**Text extract**
Teachers from the institution’s English literature department have had no qualms about expressing their ire on the sudden exclusion of writers, Bama, Sukirtharani and Mahasweta Devi. Experts condemned how the enforcement of the Oversight Committee’s recommendation bypassed and violated the democratic process of syllabus-making. Most recently, teachers circulated a statement decrying the exclusion of the texts. Bama and Sukirtharani provided voices of Dalit women from Tamil Nadu through their poems and stories. Meanwhile, Bengali activist Devi’s short story Draupadi talked about the woes of a tribal woman. Groups like the Dalit Intellectual Collective have demanded the reinstatement of the texts along with apologies to the three writers.

JNU introduces ‘jihadi terrorism’ course

Delhi’s Jawaharlal Nehru University (JNU) introduced a new course on terrorism that describes “jihadi terrorism” as the only “fundamentalist-religious inspired terrorism”. The news sparked criticism from many experts about the ‘communal’ tone to the course. However, Education Minister Dharmendra Pradhan complimented Vice Chancellor M. Jagadesh Kumar for sanctioning the course.

Pradhan argued that the Massachusetts Institute of Technology (MIT) offers a similar course on terrorism and that such courses should be encouraged in academia. However, like the DU incident, Kumar allegedly brought in this course without due consultation of JNU’s academic bodies.

Further, the aforementioned MIT courses take a general overview of recent political science literature to understand why non-state elements such as terrorists resort to violence. The JNU counterpart allegedly follows an Rashtriya Swayamsevak Sangh (RSS) ideology.

Calcutta HC orders tells VBU students, no protest within 50 mts of campus

Visva Bharati University (VBU) students, demonstrating against the expulsion of three students, were told by the High Court on September 3 not to protest within 50 meters of campus grounds. The students were also told to end their agitation outside the residence of the Vice Chancellor. However, the student body said they will continue their protests elsewhere to support the three students who were punished for participating in a campus protest in January 2020.

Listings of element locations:

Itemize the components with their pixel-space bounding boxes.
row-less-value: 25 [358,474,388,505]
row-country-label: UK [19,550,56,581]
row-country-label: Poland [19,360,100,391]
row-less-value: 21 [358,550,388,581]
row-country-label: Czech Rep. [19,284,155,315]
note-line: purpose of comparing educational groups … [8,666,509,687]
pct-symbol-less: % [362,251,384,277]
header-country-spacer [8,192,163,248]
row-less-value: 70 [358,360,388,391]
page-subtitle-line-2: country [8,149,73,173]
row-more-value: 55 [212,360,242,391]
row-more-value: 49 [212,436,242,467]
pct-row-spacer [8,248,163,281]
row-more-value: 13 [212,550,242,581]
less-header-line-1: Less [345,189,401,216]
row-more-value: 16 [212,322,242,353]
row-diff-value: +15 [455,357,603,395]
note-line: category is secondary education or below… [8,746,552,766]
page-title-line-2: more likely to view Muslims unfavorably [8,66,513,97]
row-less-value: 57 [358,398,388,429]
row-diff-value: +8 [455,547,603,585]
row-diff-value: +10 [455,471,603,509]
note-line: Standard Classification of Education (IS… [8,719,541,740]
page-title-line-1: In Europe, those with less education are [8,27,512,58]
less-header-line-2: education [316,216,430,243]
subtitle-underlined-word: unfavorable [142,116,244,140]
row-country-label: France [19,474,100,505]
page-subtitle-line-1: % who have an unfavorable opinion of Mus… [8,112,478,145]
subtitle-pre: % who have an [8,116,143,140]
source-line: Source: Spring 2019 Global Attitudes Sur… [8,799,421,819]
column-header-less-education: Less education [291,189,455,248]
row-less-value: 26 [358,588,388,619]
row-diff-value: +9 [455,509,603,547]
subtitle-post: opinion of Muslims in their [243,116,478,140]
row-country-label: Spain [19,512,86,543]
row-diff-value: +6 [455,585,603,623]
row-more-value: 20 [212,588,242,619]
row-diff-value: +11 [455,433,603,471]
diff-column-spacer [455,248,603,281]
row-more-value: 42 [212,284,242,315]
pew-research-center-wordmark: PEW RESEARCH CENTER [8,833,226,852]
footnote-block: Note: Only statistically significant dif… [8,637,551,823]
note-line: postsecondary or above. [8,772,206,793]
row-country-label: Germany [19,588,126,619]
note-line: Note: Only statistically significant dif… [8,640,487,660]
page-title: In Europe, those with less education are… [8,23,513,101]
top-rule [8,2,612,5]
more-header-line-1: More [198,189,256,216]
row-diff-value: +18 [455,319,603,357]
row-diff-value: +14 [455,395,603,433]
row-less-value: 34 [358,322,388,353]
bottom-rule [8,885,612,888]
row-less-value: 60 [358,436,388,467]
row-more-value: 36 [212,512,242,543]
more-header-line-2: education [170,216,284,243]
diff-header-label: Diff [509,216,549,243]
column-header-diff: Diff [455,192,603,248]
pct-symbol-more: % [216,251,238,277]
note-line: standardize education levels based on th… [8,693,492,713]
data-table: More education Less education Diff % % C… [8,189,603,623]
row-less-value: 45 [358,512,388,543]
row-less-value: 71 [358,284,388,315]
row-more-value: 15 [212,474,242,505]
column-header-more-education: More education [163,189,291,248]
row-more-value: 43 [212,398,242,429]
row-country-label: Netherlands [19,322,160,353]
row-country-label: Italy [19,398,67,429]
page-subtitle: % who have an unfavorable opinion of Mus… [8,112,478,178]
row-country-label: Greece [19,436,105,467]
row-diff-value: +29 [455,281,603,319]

**Problem requirements**
Please carry on the news text about Indian universities, picking up right after its final sentence about the Visva Bharati students.

**Expected output**
According to Newsclick, the VBU administration has changed its attitude since the RSS took over and the “saffronisation” of the institution began.

Communalised approached of the UGC history syllabus

Historians from the Aligarh Muslim University (AMU) and the JNU alike criticised the University Grants Commission (UGC) in August for its new curriculum framework for undergraduate studies in history. Experts called the new syllabus that moved away from a “historian based approach.”

According to the Times of India, experts condemned the omissions of important historical periods and their replacement with mythology. Further, renowned scholars such Irfan Habib and RS Sharma have been dropped from the curriculum along with literature on Mughals, women and caste.

The first paper of the course, the ‘Idea of Bharat’ also hints at an excessive focus on Hindu culture by talking about Hindu civilisation in the ancient period and completely omitting the medieval period that includes the Mughal empire. Decrying this biased approach, historians have been demanding the total scrapping of the syllabus since its introduction in June.

BHU’s course on Hinduism

The Banaras Hindu University (BHU) will soon launch a Hinduism degree course wherein students will learn about ancient knowledge, tradition, art such as ancient trading activities, architecture, weapons, tools used by great Indian emperors.

The Sanskrit department will plan practical aspects of scriptures, Vedas and ancient inscriptions through mantras. However, the course will be conducted by the Philosophy department. Course-markers claimed that the goal is to attract foreign students interested in studying Hinduism.

However, the course does not extend to other forms of religion in a culturally diverse country like India. In fact, BHU states it will be the first degree course of Hinduism. Earlier, the Himachal University offered a diploma course for the same.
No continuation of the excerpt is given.